Exercise goal:
Review the material line by line. Identify and copy every line that contains the string "likes".

----------------------------------------

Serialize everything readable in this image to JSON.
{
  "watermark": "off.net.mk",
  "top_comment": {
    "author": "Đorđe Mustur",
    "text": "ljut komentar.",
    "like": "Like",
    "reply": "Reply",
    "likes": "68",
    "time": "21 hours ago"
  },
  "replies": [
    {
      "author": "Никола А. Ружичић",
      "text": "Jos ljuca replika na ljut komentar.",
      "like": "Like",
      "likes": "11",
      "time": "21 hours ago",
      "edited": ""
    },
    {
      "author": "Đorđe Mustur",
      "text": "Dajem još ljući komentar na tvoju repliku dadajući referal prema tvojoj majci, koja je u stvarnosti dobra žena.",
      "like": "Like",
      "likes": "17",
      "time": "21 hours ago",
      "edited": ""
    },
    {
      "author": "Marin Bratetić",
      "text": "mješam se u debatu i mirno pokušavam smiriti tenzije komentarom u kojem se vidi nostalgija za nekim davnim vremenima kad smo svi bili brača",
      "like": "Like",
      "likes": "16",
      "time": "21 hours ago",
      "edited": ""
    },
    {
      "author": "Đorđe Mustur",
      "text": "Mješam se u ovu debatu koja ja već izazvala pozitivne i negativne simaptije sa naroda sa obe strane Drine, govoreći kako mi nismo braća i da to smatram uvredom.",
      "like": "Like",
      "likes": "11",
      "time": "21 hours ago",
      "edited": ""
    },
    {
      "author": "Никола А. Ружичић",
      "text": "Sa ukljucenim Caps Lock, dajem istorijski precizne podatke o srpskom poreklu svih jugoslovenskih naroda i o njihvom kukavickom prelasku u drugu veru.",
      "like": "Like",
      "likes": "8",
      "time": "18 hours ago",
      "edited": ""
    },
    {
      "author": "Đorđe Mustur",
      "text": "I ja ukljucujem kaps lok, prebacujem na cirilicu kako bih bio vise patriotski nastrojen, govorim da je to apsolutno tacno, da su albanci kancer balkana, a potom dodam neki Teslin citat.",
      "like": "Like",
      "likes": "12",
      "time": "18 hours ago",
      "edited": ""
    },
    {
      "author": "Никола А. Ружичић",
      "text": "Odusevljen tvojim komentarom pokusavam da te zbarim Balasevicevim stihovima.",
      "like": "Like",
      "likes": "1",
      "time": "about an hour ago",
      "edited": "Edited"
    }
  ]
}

----------------------------------------

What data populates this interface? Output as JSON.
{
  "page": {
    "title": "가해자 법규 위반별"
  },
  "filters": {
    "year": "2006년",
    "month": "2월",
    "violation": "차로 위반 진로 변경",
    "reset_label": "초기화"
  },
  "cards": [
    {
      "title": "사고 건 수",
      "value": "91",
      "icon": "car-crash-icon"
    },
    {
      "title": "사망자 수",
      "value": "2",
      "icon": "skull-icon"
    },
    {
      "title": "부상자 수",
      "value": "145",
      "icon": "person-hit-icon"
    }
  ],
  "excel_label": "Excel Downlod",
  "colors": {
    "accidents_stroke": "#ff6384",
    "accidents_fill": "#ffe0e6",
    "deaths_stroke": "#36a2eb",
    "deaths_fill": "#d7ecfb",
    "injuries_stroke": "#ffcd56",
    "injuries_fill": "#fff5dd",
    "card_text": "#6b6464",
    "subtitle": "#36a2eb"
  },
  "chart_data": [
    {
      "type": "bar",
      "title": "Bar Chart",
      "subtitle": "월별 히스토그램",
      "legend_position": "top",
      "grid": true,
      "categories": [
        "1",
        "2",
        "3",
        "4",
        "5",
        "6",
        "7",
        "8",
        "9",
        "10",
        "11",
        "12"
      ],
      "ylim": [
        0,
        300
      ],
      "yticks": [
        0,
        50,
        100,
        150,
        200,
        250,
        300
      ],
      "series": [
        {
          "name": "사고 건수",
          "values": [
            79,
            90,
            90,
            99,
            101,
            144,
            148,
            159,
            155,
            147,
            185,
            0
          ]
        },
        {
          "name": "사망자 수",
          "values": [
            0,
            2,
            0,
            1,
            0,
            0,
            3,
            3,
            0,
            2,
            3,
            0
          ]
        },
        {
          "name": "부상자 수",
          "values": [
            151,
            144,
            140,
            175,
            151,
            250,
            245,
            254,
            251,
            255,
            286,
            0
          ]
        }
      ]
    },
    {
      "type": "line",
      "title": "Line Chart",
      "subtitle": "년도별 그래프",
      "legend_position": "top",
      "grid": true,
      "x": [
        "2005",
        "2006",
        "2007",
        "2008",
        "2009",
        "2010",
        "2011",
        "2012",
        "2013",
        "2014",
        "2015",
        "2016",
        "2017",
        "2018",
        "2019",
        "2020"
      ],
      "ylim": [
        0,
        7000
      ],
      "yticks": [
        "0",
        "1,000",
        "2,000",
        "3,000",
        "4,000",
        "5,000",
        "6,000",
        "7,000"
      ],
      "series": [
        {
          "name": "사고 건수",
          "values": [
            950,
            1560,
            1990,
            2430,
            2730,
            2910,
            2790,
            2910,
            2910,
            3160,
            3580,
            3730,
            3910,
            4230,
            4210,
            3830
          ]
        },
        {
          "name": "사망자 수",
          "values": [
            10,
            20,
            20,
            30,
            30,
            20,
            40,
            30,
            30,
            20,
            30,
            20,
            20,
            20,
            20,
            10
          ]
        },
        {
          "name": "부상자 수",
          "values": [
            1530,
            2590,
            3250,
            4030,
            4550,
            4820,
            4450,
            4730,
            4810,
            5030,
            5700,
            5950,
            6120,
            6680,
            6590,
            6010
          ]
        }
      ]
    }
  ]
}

----------------------------------------

Solution:
    "likes": "68",
      "likes": "11",
      "likes": "17",
      "likes": "16",
      "likes": "11",
      "likes": "8",
      "likes": "12",
      "likes": "1",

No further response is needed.